STATED GOAL:
Report only the number of lines in the records that contain the word "воспитателю".

Dataset excerpt:
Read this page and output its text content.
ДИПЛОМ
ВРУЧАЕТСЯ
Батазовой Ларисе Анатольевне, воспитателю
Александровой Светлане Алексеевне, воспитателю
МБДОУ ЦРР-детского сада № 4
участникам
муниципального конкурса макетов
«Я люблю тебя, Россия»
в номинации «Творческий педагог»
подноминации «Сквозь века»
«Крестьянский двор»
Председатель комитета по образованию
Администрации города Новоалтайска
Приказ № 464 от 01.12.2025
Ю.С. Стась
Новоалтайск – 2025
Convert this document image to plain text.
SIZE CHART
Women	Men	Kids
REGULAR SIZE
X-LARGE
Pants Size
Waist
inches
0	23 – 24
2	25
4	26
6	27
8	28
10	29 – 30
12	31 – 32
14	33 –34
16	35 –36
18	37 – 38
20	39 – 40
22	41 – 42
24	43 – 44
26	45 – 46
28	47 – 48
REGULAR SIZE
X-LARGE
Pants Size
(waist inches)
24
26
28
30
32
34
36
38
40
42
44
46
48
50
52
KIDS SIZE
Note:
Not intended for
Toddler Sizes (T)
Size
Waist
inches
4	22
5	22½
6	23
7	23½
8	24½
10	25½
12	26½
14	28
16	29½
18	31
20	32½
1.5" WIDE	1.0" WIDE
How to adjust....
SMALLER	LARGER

RESULT OF THE EXERCISE:
2